[Records from a data source]
==================================================

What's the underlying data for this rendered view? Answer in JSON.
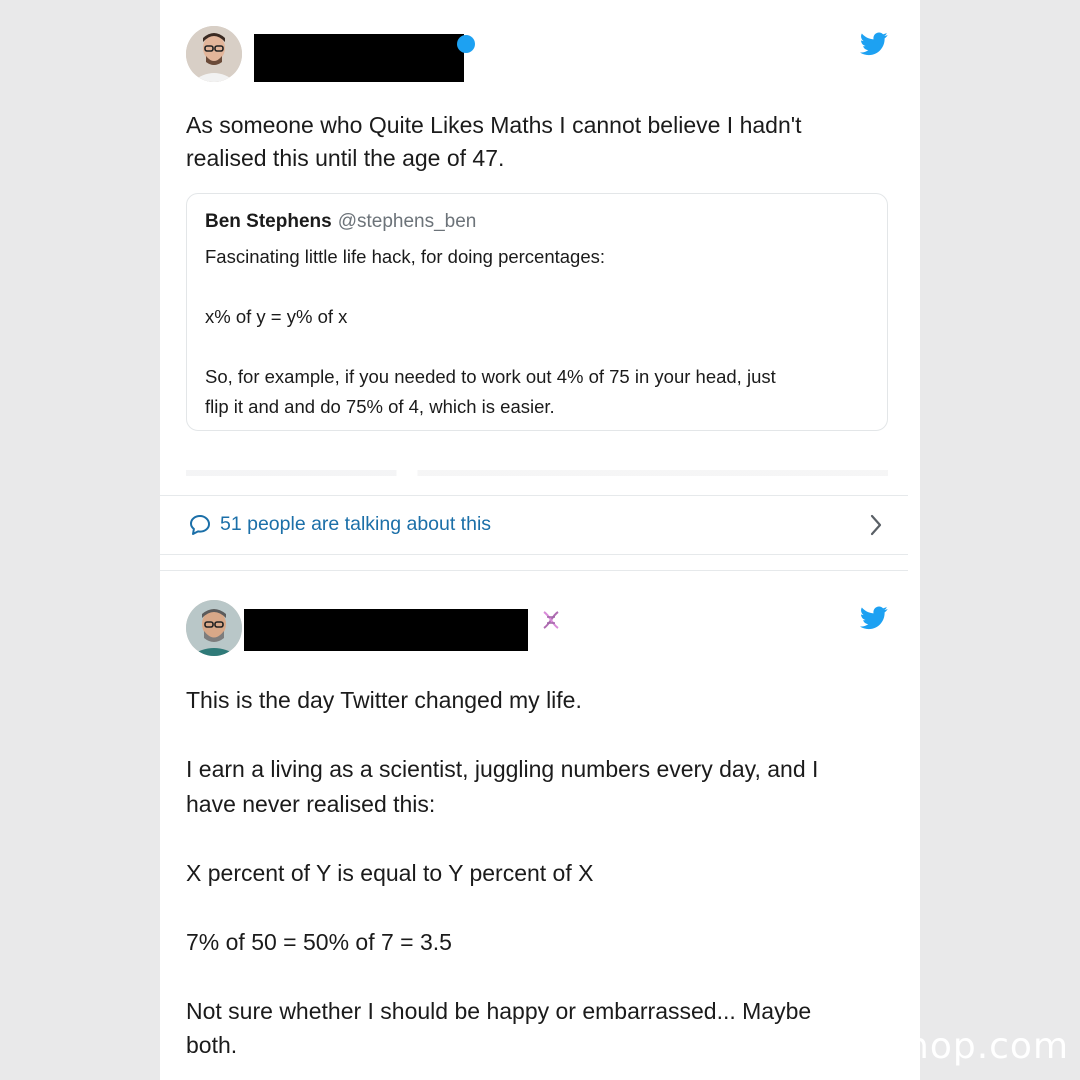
{
  "tweet1": {
    "text": "As someone who Quite Likes Maths I cannot believe I hadn't\nrealised this until the age of 47.",
    "quote": {
      "name": "Ben Stephens",
      "handle": "@stephens_ben",
      "text": "Fascinating little life hack, for doing percentages:\n\nx% of y = y% of x\n\nSo, for example, if you needed to work out 4% of 75 in your head, just\nflip it and and do 75% of 4, which is easier."
    },
    "talk_label": "51 people are talking about this"
  },
  "tweet2": {
    "text": "This is the day Twitter changed my life.\n\nI earn a living as a scientist, juggling numbers every day, and I\nhave never realised this:\n\nX percent of Y is equal to Y percent of X\n\n7% of 50 = 50% of 7 = 3.5\n\nNot sure whether I should be happy or embarrassed... Maybe\nboth."
  },
  "watermark": "nop.com",
  "colors": {
    "twitter_blue": "#1da1f2",
    "link_blue": "#1b6fa8",
    "page_bg": "#e9e9ea"
  },
  "icons": {
    "brand": "twitter-bird-icon",
    "talk": "speech-bubble-icon",
    "chevron": "chevron-right-icon"
  }
}
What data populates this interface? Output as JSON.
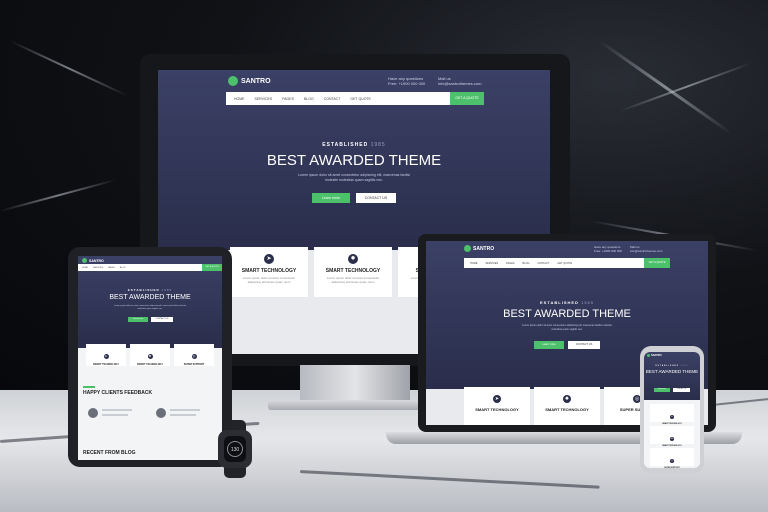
{
  "brand": {
    "name": "SANTRO"
  },
  "contact": {
    "phone_label": "Have any questions",
    "phone_value": "Free: +1900 000 000",
    "email_label": "Mail us",
    "email_value": "info@santrothemes.com"
  },
  "nav": {
    "items": [
      "Home",
      "Services",
      "Pages",
      "Blog",
      "Contact",
      "Get quote"
    ],
    "cta_label": "Get a quote"
  },
  "hero": {
    "established_label": "ESTABLISHED",
    "established_year": "1985",
    "headline": "BEST AWARDED THEME",
    "subtext": "Lorem ipsum dolor sit amet consectetur adipiscing elit, maecenas facilisi molestie molestias quam sagittis nec.",
    "button_primary": "Learn more",
    "button_secondary": "CONTACT US"
  },
  "features": [
    {
      "icon": "rocket-icon",
      "title": "SMART TECHNOLOGY",
      "desc": "Lorem ipsum dolor sit amet consectetur adipiscing elit fames quam nunc"
    },
    {
      "icon": "gear-icon",
      "title": "SMART TECHNOLOGY",
      "desc": "Lorem ipsum dolor sit amet consectetur adipiscing elit fames quam nunc"
    },
    {
      "icon": "target-icon",
      "title": "SUPER SUPPORT",
      "desc": "Lorem ipsum dolor sit amet consectetur"
    }
  ],
  "tablet": {
    "testimonials_title": "HAPPY CLIENTS FEEDBACK",
    "blog_title": "RECENT FROM BLOG"
  },
  "watch": {
    "value": "130"
  },
  "colors": {
    "accent": "#4cc06a",
    "hero_bg": "#2f3352"
  }
}
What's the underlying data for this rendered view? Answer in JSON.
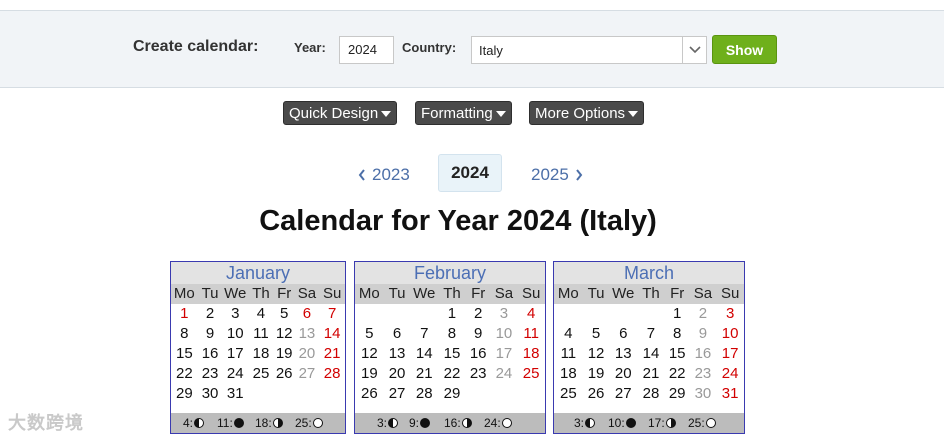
{
  "form": {
    "title": "Create calendar:",
    "year_label": "Year:",
    "year_value": "2024",
    "country_label": "Country:",
    "country_value": "Italy",
    "show_label": "Show"
  },
  "options": [
    "Quick Design",
    "Formatting",
    "More Options"
  ],
  "year_nav": {
    "prev": "2023",
    "current": "2024",
    "next": "2025"
  },
  "title": "Calendar for Year 2024 (Italy)",
  "weekdays": [
    "Mo",
    "Tu",
    "We",
    "Th",
    "Fr",
    "Sa",
    "Su"
  ],
  "months": [
    {
      "name": "January",
      "weeks": [
        [
          "1",
          "2",
          "3",
          "4",
          "5",
          "6",
          "7"
        ],
        [
          "8",
          "9",
          "10",
          "11",
          "12",
          "13",
          "14"
        ],
        [
          "15",
          "16",
          "17",
          "18",
          "19",
          "20",
          "21"
        ],
        [
          "22",
          "23",
          "24",
          "25",
          "26",
          "27",
          "28"
        ],
        [
          "29",
          "30",
          "31",
          "",
          "",
          "",
          ""
        ]
      ],
      "holidays": [
        "1",
        "6"
      ],
      "moons": [
        {
          "day": "4:",
          "phase": "last"
        },
        {
          "day": "11:",
          "phase": "new"
        },
        {
          "day": "18:",
          "phase": "first"
        },
        {
          "day": "25:",
          "phase": "full"
        }
      ]
    },
    {
      "name": "February",
      "weeks": [
        [
          "",
          "",
          "",
          "1",
          "2",
          "3",
          "4"
        ],
        [
          "5",
          "6",
          "7",
          "8",
          "9",
          "10",
          "11"
        ],
        [
          "12",
          "13",
          "14",
          "15",
          "16",
          "17",
          "18"
        ],
        [
          "19",
          "20",
          "21",
          "22",
          "23",
          "24",
          "25"
        ],
        [
          "26",
          "27",
          "28",
          "29",
          "",
          "",
          ""
        ]
      ],
      "holidays": [],
      "moons": [
        {
          "day": "3:",
          "phase": "last"
        },
        {
          "day": "9:",
          "phase": "new"
        },
        {
          "day": "16:",
          "phase": "first"
        },
        {
          "day": "24:",
          "phase": "full"
        }
      ]
    },
    {
      "name": "March",
      "weeks": [
        [
          "",
          "",
          "",
          "",
          "1",
          "2",
          "3"
        ],
        [
          "4",
          "5",
          "6",
          "7",
          "8",
          "9",
          "10"
        ],
        [
          "11",
          "12",
          "13",
          "14",
          "15",
          "16",
          "17"
        ],
        [
          "18",
          "19",
          "20",
          "21",
          "22",
          "23",
          "24"
        ],
        [
          "25",
          "26",
          "27",
          "28",
          "29",
          "30",
          "31"
        ]
      ],
      "holidays": [
        "31"
      ],
      "moons": [
        {
          "day": "3:",
          "phase": "last"
        },
        {
          "day": "10:",
          "phase": "new"
        },
        {
          "day": "17:",
          "phase": "first"
        },
        {
          "day": "25:",
          "phase": "full"
        }
      ]
    }
  ],
  "watermark": "大数跨境",
  "colors": {
    "accent": "#6fb01b",
    "link": "#4c6fa8",
    "month_title": "#4c6fb5",
    "holiday": "#d20000",
    "border": "#3a3ab0"
  }
}
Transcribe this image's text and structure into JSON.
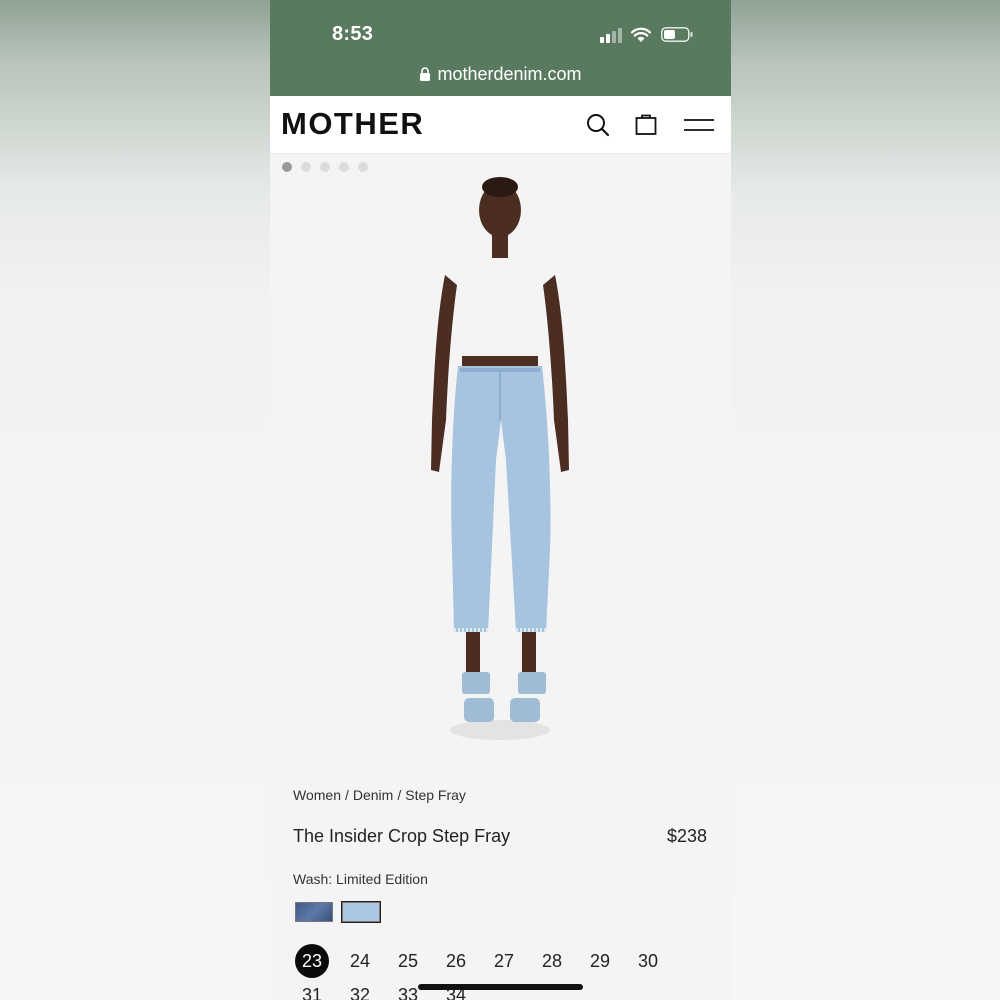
{
  "status_bar": {
    "time": "8:53",
    "url": "motherdenim.com"
  },
  "header": {
    "logo": "MOTHER"
  },
  "carousel": {
    "dot_count": 5,
    "active_index": 0
  },
  "breadcrumb": [
    "Women",
    "Denim",
    "Step Fray"
  ],
  "product": {
    "title": "The Insider Crop Step Fray",
    "price": "$238",
    "wash_label": "Wash: Limited Edition",
    "swatches": [
      {
        "name": "dark-wash",
        "color": "#465f8a"
      },
      {
        "name": "light-wash",
        "color": "#a9c6e2",
        "selected": true
      }
    ]
  },
  "sizes": {
    "row1": [
      "23",
      "24",
      "25",
      "26",
      "27",
      "28",
      "29",
      "30"
    ],
    "row2": [
      "31",
      "32",
      "33",
      "34"
    ],
    "selected": "23"
  },
  "colors": {
    "status_bar": "#5a7a5f",
    "jeans": "#a6c3e0",
    "selected_size": "#0a0a0a"
  }
}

==================================================

**PROBLEM TO WORK ON**
Leave the pictures out, and print every line of the listing exactly as written.

**TASK RESULT**
What's the underlying data for this rendered view? Answer in JSON.
{
  "tweet1": {
    "text": "As someone who Quite Likes Maths I cannot believe I hadn't\nrealised this until the age of 47.",
    "quote": {
      "name": "Ben Stephens",
      "handle": "@stephens_ben",
      "text": "Fascinating little life hack, for doing percentages:\n\nx% of y = y% of x\n\nSo, for example, if you needed to work out 4% of 75 in your head, just\nflip it and and do 75% of 4, which is easier."
    },
    "talk_label": "51 people are talking about this"
  },
  "tweet2": {
    "text": "This is the day Twitter changed my life.\n\nI earn a living as a scientist, juggling numbers every day, and I\nhave never realised this:\n\nX percent of Y is equal to Y percent of X\n\n7% of 50 = 50% of 7 = 3.5\n\nNot sure whether I should be happy or embarrassed... Maybe\nboth."
  },
  "watermark": "nop.com",
  "colors": {
    "twitter_blue": "#1da1f2",
    "link_blue": "#1b6fa8",
    "page_bg": "#e9e9ea"
  },
  "icons": {
    "brand": "twitter-bird-icon",
    "talk": "speech-bubble-icon",
    "chevron": "chevron-right-icon"
  }
}
What data populates this interface? Output as JSON.
{
  "brand": {
    "name": "SANTRO"
  },
  "contact": {
    "phone_label": "Have any questions",
    "phone_value": "Free: +1900 000 000",
    "email_label": "Mail us",
    "email_value": "info@santrothemes.com"
  },
  "nav": {
    "items": [
      "Home",
      "Services",
      "Pages",
      "Blog",
      "Contact",
      "Get quote"
    ],
    "cta_label": "Get a quote"
  },
  "hero": {
    "established_label": "ESTABLISHED",
    "established_year": "1985",
    "headline": "BEST AWARDED THEME",
    "subtext": "Lorem ipsum dolor sit amet consectetur adipiscing elit, maecenas facilisi molestie molestias quam sagittis nec.",
    "button_primary": "Learn more",
    "button_secondary": "CONTACT US"
  },
  "features": [
    {
      "icon": "rocket-icon",
      "title": "SMART TECHNOLOGY",
      "desc": "Lorem ipsum dolor sit amet consectetur adipiscing elit fames quam nunc"
    },
    {
      "icon": "gear-icon",
      "title": "SMART TECHNOLOGY",
      "desc": "Lorem ipsum dolor sit amet consectetur adipiscing elit fames quam nunc"
    },
    {
      "icon": "target-icon",
      "title": "SUPER SUPPORT",
      "desc": "Lorem ipsum dolor sit amet consectetur"
    }
  ],
  "tablet": {
    "testimonials_title": "HAPPY CLIENTS FEEDBACK",
    "blog_title": "RECENT FROM BLOG"
  },
  "watch": {
    "value": "130"
  },
  "colors": {
    "accent": "#4cc06a",
    "hero_bg": "#2f3352"
  }
}
What's the underlying data for this rendered view? Answer in JSON.
{
  "form": {
    "title": "Create calendar:",
    "year_label": "Year:",
    "year_value": "2024",
    "country_label": "Country:",
    "country_value": "Italy",
    "show_label": "Show"
  },
  "options": [
    "Quick Design",
    "Formatting",
    "More Options"
  ],
  "year_nav": {
    "prev": "2023",
    "current": "2024",
    "next": "2025"
  },
  "title": "Calendar for Year 2024 (Italy)",
  "weekdays": [
    "Mo",
    "Tu",
    "We",
    "Th",
    "Fr",
    "Sa",
    "Su"
  ],
  "months": [
    {
      "name": "January",
      "weeks": [
        [
          "1",
          "2",
          "3",
          "4",
          "5",
          "6",
          "7"
        ],
        [
          "8",
          "9",
          "10",
          "11",
          "12",
          "13",
          "14"
        ],
        [
          "15",
          "16",
          "17",
          "18",
          "19",
          "20",
          "21"
        ],
        [
          "22",
          "23",
          "24",
          "25",
          "26",
          "27",
          "28"
        ],
        [
          "29",
          "30",
          "31",
          "",
          "",
          "",
          ""
        ]
      ],
      "holidays": [
        "1",
        "6"
      ],
      "moons": [
        {
          "day": "4:",
          "phase": "last"
        },
        {
          "day": "11:",
          "phase": "new"
        },
        {
          "day": "18:",
          "phase": "first"
        },
        {
          "day": "25:",
          "phase": "full"
        }
      ]
    },
    {
      "name": "February",
      "weeks": [
        [
          "",
          "",
          "",
          "1",
          "2",
          "3",
          "4"
        ],
        [
          "5",
          "6",
          "7",
          "8",
          "9",
          "10",
          "11"
        ],
        [
          "12",
          "13",
          "14",
          "15",
          "16",
          "17",
          "18"
        ],
        [
          "19",
          "20",
          "21",
          "22",
          "23",
          "24",
          "25"
        ],
        [
          "26",
          "27",
          "28",
          "29",
          "",
          "",
          ""
        ]
      ],
      "holidays": [],
      "moons": [
        {
          "day": "3:",
          "phase": "last"
        },
        {
          "day": "9:",
          "phase": "new"
        },
        {
          "day": "16:",
          "phase": "first"
        },
        {
          "day": "24:",
          "phase": "full"
        }
      ]
    },
    {
      "name": "March",
      "weeks": [
        [
          "",
          "",
          "",
          "",
          "1",
          "2",
          "3"
        ],
        [
          "4",
          "5",
          "6",
          "7",
          "8",
          "9",
          "10"
        ],
        [
          "11",
          "12",
          "13",
          "14",
          "15",
          "16",
          "17"
        ],
        [
          "18",
          "19",
          "20",
          "21",
          "22",
          "23",
          "24"
        ],
        [
          "25",
          "26",
          "27",
          "28",
          "29",
          "30",
          "31"
        ]
      ],
      "holidays": [
        "31"
      ],
      "moons": [
        {
          "day": "3:",
          "phase": "last"
        },
        {
          "day": "10:",
          "phase": "new"
        },
        {
          "day": "17:",
          "phase": "first"
        },
        {
          "day": "25:",
          "phase": "full"
        }
      ]
    }
  ],
  "watermark": "大数跨境",
  "colors": {
    "accent": "#6fb01b",
    "link": "#4c6fa8",
    "month_title": "#4c6fb5",
    "holiday": "#d20000",
    "border": "#3a3ab0"
  }
}
Transcribe this image's text and structure into JSON.
{
  "status_bar": {
    "time": "8:53",
    "url": "motherdenim.com"
  },
  "header": {
    "logo": "MOTHER"
  },
  "carousel": {
    "dot_count": 5,
    "active_index": 0
  },
  "breadcrumb": [
    "Women",
    "Denim",
    "Step Fray"
  ],
  "product": {
    "title": "The Insider Crop Step Fray",
    "price": "$238",
    "wash_label": "Wash: Limited Edition",
    "swatches": [
      {
        "name": "dark-wash",
        "color": "#465f8a"
      },
      {
        "name": "light-wash",
        "color": "#a9c6e2",
        "selected": true
      }
    ]
  },
  "sizes": {
    "row1": [
      "23",
      "24",
      "25",
      "26",
      "27",
      "28",
      "29",
      "30"
    ],
    "row2": [
      "31",
      "32",
      "33",
      "34"
    ],
    "selected": "23"
  },
  "colors": {
    "status_bar": "#5a7a5f",
    "jeans": "#a6c3e0",
    "selected_size": "#0a0a0a"
  }
}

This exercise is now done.